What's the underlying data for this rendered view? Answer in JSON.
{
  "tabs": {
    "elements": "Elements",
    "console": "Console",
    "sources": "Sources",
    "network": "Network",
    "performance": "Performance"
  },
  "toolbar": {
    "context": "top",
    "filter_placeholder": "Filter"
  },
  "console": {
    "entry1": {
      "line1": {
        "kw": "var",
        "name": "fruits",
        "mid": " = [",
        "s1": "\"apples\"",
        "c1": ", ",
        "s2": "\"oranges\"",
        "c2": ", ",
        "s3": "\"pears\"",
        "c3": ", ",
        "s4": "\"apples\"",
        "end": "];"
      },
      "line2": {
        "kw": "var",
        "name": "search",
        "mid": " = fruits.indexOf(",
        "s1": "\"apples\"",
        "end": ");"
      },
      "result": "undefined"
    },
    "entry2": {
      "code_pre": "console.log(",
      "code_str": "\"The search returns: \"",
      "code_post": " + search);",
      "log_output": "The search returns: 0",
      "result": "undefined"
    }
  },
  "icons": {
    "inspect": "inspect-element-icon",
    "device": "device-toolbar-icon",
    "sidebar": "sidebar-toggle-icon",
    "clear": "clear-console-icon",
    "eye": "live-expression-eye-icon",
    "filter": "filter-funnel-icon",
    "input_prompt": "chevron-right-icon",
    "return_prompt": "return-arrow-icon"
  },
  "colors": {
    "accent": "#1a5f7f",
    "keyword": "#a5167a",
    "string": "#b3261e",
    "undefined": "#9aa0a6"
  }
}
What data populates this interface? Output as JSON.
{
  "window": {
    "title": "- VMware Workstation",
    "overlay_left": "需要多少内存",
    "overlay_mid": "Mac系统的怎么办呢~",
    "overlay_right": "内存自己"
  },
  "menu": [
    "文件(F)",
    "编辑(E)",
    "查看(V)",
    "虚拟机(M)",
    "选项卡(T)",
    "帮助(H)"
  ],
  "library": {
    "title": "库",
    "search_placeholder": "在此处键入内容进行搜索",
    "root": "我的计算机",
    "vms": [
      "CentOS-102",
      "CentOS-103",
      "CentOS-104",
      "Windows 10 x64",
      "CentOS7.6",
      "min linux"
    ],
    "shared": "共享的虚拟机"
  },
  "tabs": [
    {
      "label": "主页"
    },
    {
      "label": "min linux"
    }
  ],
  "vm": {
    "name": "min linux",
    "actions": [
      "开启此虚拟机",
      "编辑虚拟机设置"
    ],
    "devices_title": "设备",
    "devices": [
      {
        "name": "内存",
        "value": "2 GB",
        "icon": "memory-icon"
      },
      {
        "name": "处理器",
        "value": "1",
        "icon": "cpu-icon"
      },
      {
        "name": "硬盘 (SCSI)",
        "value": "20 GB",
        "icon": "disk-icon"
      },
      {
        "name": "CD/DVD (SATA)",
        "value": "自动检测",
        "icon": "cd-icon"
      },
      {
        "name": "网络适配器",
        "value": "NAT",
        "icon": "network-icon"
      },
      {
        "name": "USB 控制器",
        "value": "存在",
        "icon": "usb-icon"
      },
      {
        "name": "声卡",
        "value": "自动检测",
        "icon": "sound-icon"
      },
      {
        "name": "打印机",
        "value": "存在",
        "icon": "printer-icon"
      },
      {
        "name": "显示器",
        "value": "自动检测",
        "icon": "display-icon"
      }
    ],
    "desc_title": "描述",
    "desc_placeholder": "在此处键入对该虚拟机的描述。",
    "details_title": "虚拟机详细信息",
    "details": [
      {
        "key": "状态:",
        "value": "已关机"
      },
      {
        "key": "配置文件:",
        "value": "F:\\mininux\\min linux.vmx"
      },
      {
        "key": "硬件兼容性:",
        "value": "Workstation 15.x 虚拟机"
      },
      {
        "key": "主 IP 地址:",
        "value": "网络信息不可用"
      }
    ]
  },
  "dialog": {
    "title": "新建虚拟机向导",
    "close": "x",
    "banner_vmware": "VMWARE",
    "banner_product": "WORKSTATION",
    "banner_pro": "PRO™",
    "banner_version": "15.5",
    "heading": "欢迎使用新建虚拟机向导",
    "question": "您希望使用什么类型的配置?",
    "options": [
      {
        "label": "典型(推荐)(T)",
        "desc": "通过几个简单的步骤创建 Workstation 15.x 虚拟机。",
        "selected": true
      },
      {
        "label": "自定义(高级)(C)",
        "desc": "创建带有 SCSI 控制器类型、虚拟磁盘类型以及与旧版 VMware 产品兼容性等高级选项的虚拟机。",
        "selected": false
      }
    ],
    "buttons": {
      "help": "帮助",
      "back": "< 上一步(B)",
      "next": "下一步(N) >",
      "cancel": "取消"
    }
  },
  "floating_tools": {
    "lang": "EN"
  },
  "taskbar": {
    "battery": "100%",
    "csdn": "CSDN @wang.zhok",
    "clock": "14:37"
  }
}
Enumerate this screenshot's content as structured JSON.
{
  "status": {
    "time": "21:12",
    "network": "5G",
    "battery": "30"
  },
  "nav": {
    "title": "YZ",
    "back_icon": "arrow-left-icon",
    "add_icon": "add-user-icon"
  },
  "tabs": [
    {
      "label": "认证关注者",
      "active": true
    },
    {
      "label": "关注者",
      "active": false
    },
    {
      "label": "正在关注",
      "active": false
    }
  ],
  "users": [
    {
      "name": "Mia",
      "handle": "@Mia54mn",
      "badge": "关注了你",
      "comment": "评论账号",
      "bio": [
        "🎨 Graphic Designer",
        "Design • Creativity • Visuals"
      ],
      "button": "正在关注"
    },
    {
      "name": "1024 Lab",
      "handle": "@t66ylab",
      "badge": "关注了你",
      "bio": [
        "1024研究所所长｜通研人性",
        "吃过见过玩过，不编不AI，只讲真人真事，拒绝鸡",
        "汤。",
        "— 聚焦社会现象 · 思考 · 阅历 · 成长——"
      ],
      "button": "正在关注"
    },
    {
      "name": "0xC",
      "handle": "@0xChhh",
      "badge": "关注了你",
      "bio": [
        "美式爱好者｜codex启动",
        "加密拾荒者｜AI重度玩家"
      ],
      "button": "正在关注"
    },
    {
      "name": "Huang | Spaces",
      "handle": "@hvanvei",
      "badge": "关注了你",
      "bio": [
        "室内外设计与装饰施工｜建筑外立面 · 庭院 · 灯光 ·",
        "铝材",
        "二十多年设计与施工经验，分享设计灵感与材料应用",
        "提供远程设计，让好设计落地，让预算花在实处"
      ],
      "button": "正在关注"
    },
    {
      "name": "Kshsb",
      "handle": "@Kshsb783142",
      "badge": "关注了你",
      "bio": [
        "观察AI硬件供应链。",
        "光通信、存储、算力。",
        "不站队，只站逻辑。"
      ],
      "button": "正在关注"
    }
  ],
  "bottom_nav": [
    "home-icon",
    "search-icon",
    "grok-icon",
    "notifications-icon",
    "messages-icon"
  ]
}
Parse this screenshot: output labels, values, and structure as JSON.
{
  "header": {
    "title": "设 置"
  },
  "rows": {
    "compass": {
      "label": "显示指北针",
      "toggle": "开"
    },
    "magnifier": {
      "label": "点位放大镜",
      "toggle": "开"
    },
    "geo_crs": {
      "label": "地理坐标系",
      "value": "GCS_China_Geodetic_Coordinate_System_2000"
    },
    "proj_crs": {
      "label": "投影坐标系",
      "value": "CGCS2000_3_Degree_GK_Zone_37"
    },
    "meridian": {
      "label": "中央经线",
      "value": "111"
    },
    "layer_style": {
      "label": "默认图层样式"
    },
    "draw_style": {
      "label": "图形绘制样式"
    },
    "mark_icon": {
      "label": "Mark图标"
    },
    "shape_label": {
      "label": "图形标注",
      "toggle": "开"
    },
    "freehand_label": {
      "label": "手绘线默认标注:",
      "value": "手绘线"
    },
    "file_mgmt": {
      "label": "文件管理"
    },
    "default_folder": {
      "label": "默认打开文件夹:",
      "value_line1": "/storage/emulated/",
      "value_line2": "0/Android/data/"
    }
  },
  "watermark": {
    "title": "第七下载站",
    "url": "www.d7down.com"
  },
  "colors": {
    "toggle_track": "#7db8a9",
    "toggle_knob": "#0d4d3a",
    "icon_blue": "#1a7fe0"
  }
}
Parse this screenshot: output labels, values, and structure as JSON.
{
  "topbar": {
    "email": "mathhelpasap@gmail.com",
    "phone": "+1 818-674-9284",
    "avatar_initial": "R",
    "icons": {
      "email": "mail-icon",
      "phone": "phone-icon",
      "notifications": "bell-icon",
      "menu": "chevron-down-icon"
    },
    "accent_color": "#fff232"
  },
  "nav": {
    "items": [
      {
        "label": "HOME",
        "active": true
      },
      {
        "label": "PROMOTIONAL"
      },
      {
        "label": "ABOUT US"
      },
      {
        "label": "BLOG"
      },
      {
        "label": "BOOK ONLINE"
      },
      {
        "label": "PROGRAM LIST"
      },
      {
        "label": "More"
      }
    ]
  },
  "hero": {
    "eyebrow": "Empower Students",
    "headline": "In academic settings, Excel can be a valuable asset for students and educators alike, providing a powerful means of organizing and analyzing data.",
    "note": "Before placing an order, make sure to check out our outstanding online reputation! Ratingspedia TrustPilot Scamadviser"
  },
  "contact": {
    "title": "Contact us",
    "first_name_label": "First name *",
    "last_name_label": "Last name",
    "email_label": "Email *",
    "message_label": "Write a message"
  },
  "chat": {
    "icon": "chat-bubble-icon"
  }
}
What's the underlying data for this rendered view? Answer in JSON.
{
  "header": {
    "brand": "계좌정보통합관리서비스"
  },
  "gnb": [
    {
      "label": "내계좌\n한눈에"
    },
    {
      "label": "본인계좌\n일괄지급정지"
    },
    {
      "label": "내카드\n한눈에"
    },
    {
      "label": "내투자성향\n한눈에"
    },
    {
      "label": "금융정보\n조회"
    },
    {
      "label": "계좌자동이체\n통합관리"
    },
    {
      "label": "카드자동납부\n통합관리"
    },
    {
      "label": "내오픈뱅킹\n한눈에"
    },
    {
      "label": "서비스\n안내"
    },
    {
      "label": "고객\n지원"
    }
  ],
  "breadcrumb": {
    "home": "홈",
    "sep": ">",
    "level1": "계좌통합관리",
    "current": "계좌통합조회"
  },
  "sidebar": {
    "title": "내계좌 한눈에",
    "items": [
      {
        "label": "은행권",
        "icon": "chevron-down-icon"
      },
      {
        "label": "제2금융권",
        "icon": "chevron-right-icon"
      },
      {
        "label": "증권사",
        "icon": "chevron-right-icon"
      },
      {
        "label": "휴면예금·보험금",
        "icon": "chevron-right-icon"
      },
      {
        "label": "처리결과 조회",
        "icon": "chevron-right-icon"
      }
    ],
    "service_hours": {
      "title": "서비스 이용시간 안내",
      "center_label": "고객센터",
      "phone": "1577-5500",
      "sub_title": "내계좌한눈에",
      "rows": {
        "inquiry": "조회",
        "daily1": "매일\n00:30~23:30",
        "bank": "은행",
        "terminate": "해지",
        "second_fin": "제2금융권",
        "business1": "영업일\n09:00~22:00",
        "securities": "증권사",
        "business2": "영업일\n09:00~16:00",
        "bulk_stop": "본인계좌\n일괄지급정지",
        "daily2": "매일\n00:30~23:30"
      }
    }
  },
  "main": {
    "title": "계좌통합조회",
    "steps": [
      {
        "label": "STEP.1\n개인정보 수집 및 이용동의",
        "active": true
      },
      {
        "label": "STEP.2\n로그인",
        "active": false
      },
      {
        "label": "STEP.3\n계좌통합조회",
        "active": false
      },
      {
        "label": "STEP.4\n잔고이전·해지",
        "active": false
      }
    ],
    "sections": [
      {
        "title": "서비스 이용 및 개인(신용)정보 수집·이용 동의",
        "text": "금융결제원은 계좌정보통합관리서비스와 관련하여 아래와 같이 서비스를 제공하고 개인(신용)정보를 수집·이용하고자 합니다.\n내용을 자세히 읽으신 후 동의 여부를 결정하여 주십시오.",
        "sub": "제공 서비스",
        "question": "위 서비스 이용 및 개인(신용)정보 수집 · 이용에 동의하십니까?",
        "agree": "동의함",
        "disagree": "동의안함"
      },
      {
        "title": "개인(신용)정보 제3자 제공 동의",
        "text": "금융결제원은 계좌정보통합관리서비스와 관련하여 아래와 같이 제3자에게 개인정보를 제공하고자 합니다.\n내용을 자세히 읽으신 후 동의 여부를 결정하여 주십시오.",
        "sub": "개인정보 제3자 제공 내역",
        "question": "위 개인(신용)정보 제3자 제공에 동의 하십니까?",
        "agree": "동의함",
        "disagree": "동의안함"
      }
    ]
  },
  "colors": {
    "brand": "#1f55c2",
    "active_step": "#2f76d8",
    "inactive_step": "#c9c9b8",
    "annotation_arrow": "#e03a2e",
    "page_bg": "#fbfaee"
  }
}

* * * * * * * * *

EXERCISE OBJECTIVE:
Which lines include the word "data"? List them all.

SOLUTION TO THIS EXERCISE:
What's the underlying data for this rendered view? Answer in JSON.
What data populates this interface? Output as JSON.
      "value_line2": "0/Android/data/"
    "headline": "In academic settings, Excel can be a valuable asset for students and educators alike, providing a powerful means of organizing and analyzing data.",
What's the underlying data for this rendered view? Answer in JSON.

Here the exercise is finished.